Data to process →
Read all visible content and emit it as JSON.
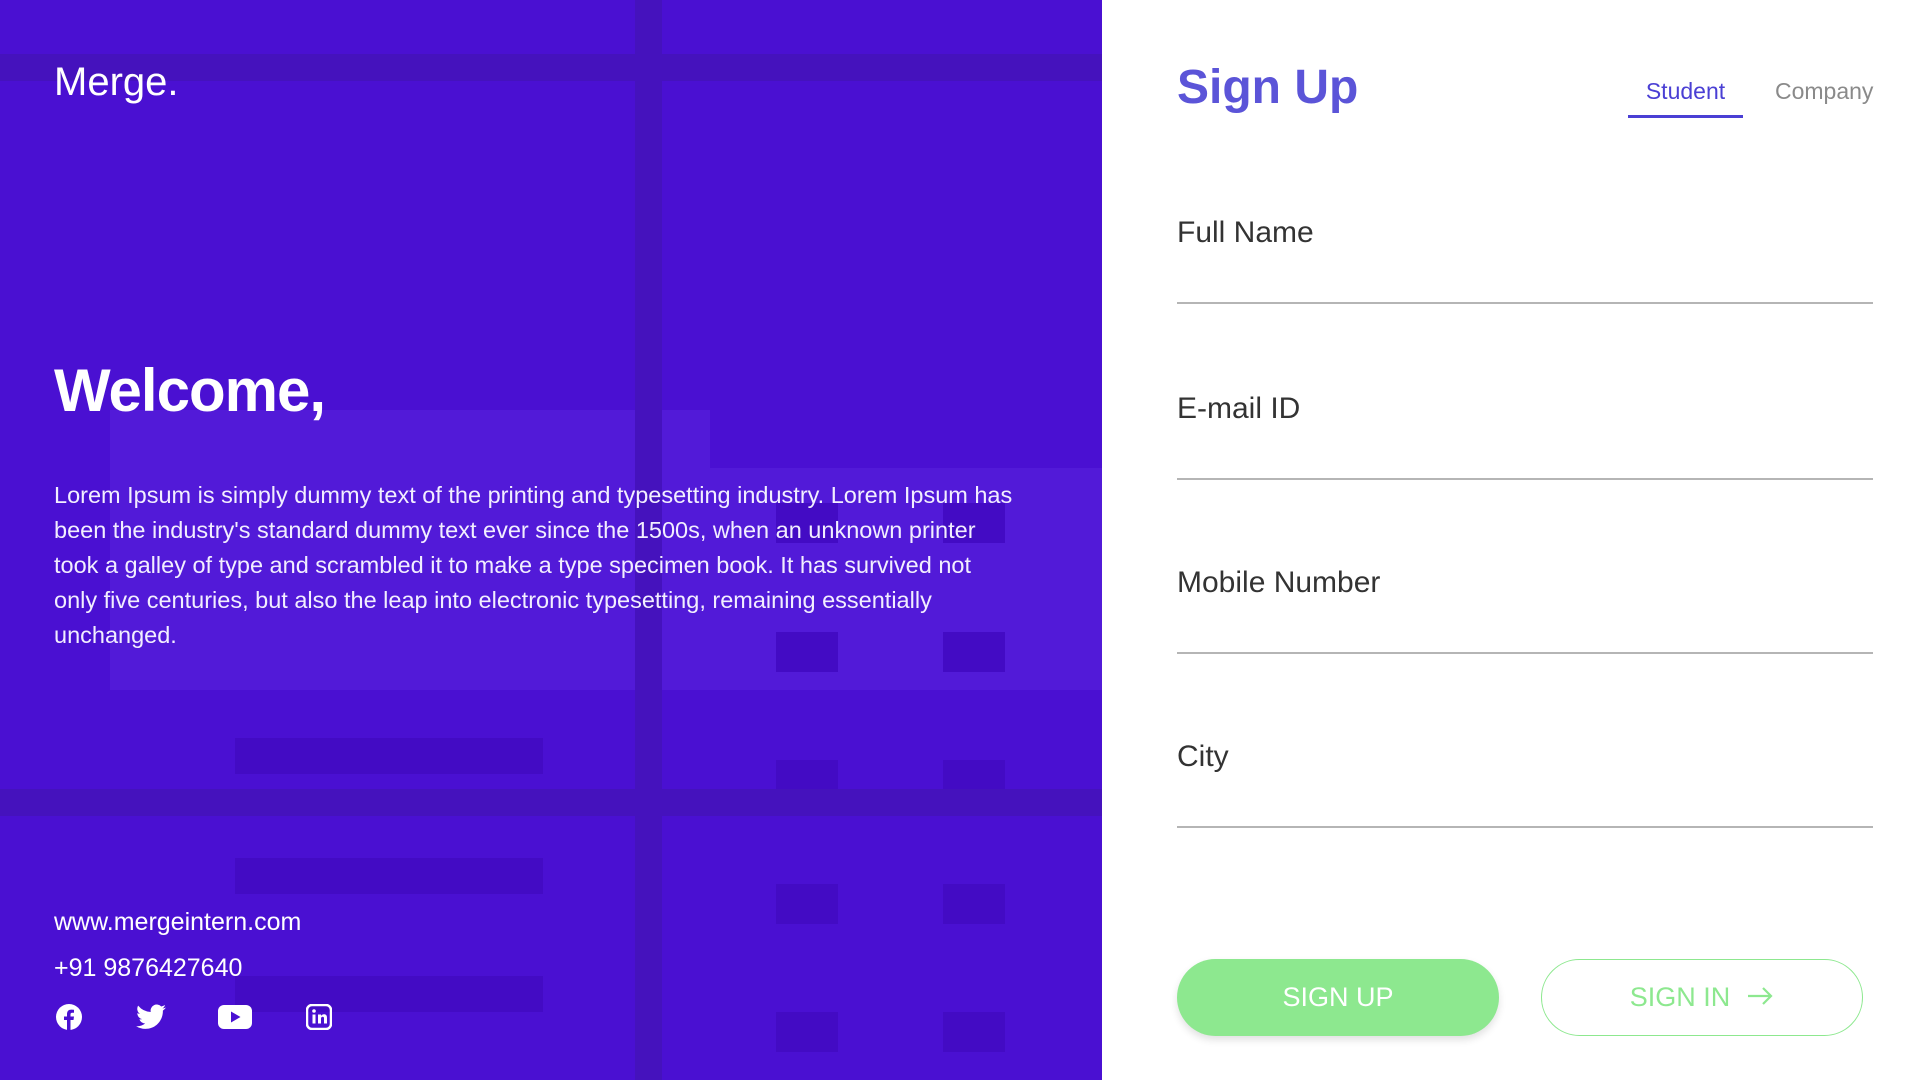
{
  "brand": {
    "logo": "Merge."
  },
  "welcome": {
    "heading": "Welcome,",
    "body": "Lorem Ipsum is simply dummy text of the printing and typesetting industry. Lorem Ipsum has been the industry's standard dummy text ever since the 1500s, when an unknown printer took a galley of type and scrambled it to make a type specimen book. It has survived not only five centuries, but also the leap into electronic typesetting, remaining essentially unchanged."
  },
  "contact": {
    "website": "www.mergeintern.com",
    "phone": "+91 9876427640"
  },
  "social": [
    "facebook-icon",
    "twitter-icon",
    "youtube-icon",
    "linkedin-icon"
  ],
  "form": {
    "title": "Sign Up",
    "tabs": [
      {
        "label": "Student",
        "active": true
      },
      {
        "label": "Company",
        "active": false
      }
    ],
    "fields": [
      {
        "label": "Full Name"
      },
      {
        "label": "E-mail ID"
      },
      {
        "label": "Mobile Number"
      },
      {
        "label": "City"
      }
    ],
    "signup_label": "SIGN UP",
    "signin_label": "SIGN IN"
  },
  "colors": {
    "panel": "#4a10d2",
    "accent": "#5b54d8",
    "green": "#8de88f"
  }
}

The task →
Copy every line of the records above that holds the word "icon".

Task result →
    "facebook-icon",
    "twitter-icon",
    "youtube-icon",
    "linkedin-icon"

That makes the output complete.